*Data for this task*
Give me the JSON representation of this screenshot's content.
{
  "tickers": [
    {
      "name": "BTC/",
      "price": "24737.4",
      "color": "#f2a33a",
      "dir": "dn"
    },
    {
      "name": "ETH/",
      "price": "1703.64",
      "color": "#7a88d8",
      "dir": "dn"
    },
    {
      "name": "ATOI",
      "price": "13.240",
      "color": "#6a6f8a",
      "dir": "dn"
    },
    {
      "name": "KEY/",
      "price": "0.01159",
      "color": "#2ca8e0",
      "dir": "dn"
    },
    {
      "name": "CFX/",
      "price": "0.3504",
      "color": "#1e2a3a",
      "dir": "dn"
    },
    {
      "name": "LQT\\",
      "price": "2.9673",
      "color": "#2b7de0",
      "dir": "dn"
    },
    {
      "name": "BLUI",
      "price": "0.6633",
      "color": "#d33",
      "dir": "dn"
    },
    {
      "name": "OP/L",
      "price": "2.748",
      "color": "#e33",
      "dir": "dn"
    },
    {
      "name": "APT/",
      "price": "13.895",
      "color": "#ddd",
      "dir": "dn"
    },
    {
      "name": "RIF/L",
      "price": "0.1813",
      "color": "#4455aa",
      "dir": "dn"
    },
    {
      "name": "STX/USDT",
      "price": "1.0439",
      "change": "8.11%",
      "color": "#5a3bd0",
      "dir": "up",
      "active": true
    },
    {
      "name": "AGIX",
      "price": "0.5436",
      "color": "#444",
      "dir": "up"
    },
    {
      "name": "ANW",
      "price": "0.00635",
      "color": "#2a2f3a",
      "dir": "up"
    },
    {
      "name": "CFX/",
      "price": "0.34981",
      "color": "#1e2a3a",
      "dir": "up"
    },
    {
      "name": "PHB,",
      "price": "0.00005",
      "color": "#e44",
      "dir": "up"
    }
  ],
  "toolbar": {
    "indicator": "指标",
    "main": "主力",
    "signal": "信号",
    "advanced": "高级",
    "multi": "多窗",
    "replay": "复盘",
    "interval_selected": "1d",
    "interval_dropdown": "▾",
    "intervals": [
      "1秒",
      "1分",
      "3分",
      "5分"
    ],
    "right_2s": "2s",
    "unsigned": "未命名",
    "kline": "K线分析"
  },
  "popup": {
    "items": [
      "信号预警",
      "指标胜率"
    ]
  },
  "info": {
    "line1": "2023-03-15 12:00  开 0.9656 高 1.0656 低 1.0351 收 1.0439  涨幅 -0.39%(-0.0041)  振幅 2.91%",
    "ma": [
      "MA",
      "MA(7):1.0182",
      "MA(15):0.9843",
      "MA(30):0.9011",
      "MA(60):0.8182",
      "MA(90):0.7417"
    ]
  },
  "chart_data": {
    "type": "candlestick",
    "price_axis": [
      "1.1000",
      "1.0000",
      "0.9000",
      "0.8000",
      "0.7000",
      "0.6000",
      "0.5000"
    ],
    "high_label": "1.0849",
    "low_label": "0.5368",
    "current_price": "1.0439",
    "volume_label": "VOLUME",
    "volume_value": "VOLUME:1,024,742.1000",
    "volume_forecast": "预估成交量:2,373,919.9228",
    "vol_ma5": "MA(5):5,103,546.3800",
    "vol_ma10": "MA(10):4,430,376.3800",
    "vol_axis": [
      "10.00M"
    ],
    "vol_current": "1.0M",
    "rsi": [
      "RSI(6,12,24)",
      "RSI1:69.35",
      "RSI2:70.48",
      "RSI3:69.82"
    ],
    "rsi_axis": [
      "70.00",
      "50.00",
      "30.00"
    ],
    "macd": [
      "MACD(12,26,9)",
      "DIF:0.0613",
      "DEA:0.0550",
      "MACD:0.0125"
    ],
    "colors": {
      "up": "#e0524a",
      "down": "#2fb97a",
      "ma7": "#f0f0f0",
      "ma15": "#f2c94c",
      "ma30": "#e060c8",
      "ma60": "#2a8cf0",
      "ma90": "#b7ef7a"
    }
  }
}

*Exercise*
Your task is to print the whole listing again exactly.

*Complete output*
Give me the JSON representation of this screenshot's content.
{
  "tickers": [
    {
      "name": "BTC/",
      "price": "24737.4",
      "color": "#f2a33a",
      "dir": "dn"
    },
    {
      "name": "ETH/",
      "price": "1703.64",
      "color": "#7a88d8",
      "dir": "dn"
    },
    {
      "name": "ATOI",
      "price": "13.240",
      "color": "#6a6f8a",
      "dir": "dn"
    },
    {
      "name": "KEY/",
      "price": "0.01159",
      "color": "#2ca8e0",
      "dir": "dn"
    },
    {
      "name": "CFX/",
      "price": "0.3504",
      "color": "#1e2a3a",
      "dir": "dn"
    },
    {
      "name": "LQT\\",
      "price": "2.9673",
      "color": "#2b7de0",
      "dir": "dn"
    },
    {
      "name": "BLUI",
      "price": "0.6633",
      "color": "#d33",
      "dir": "dn"
    },
    {
      "name": "OP/L",
      "price": "2.748",
      "color": "#e33",
      "dir": "dn"
    },
    {
      "name": "APT/",
      "price": "13.895",
      "color": "#ddd",
      "dir": "dn"
    },
    {
      "name": "RIF/L",
      "price": "0.1813",
      "color": "#4455aa",
      "dir": "dn"
    },
    {
      "name": "STX/USDT",
      "price": "1.0439",
      "change": "8.11%",
      "color": "#5a3bd0",
      "dir": "up",
      "active": true
    },
    {
      "name": "AGIX",
      "price": "0.5436",
      "color": "#444",
      "dir": "up"
    },
    {
      "name": "ANW",
      "price": "0.00635",
      "color": "#2a2f3a",
      "dir": "up"
    },
    {
      "name": "CFX/",
      "price": "0.34981",
      "color": "#1e2a3a",
      "dir": "up"
    },
    {
      "name": "PHB,",
      "price": "0.00005",
      "color": "#e44",
      "dir": "up"
    }
  ],
  "toolbar": {
    "indicator": "指标",
    "main": "主力",
    "signal": "信号",
    "advanced": "高级",
    "multi": "多窗",
    "replay": "复盘",
    "interval_selected": "1d",
    "interval_dropdown": "▾",
    "intervals": [
      "1秒",
      "1分",
      "3分",
      "5分"
    ],
    "right_2s": "2s",
    "unsigned": "未命名",
    "kline": "K线分析"
  },
  "popup": {
    "items": [
      "信号预警",
      "指标胜率"
    ]
  },
  "info": {
    "line1": "2023-03-15 12:00  开 0.9656 高 1.0656 低 1.0351 收 1.0439  涨幅 -0.39%(-0.0041)  振幅 2.91%",
    "ma": [
      "MA",
      "MA(7):1.0182",
      "MA(15):0.9843",
      "MA(30):0.9011",
      "MA(60):0.8182",
      "MA(90):0.7417"
    ]
  },
  "chart_data": {
    "type": "candlestick",
    "price_axis": [
      "1.1000",
      "1.0000",
      "0.9000",
      "0.8000",
      "0.7000",
      "0.6000",
      "0.5000"
    ],
    "high_label": "1.0849",
    "low_label": "0.5368",
    "current_price": "1.0439",
    "volume_label": "VOLUME",
    "volume_value": "VOLUME:1,024,742.1000",
    "volume_forecast": "预估成交量:2,373,919.9228",
    "vol_ma5": "MA(5):5,103,546.3800",
    "vol_ma10": "MA(10):4,430,376.3800",
    "vol_axis": [
      "10.00M"
    ],
    "vol_current": "1.0M",
    "rsi": [
      "RSI(6,12,24)",
      "RSI1:69.35",
      "RSI2:70.48",
      "RSI3:69.82"
    ],
    "rsi_axis": [
      "70.00",
      "50.00",
      "30.00"
    ],
    "macd": [
      "MACD(12,26,9)",
      "DIF:0.0613",
      "DEA:0.0550",
      "MACD:0.0125"
    ],
    "colors": {
      "up": "#e0524a",
      "down": "#2fb97a",
      "ma7": "#f0f0f0",
      "ma15": "#f2c94c",
      "ma30": "#e060c8",
      "ma60": "#2a8cf0",
      "ma90": "#b7ef7a"
    }
  }
}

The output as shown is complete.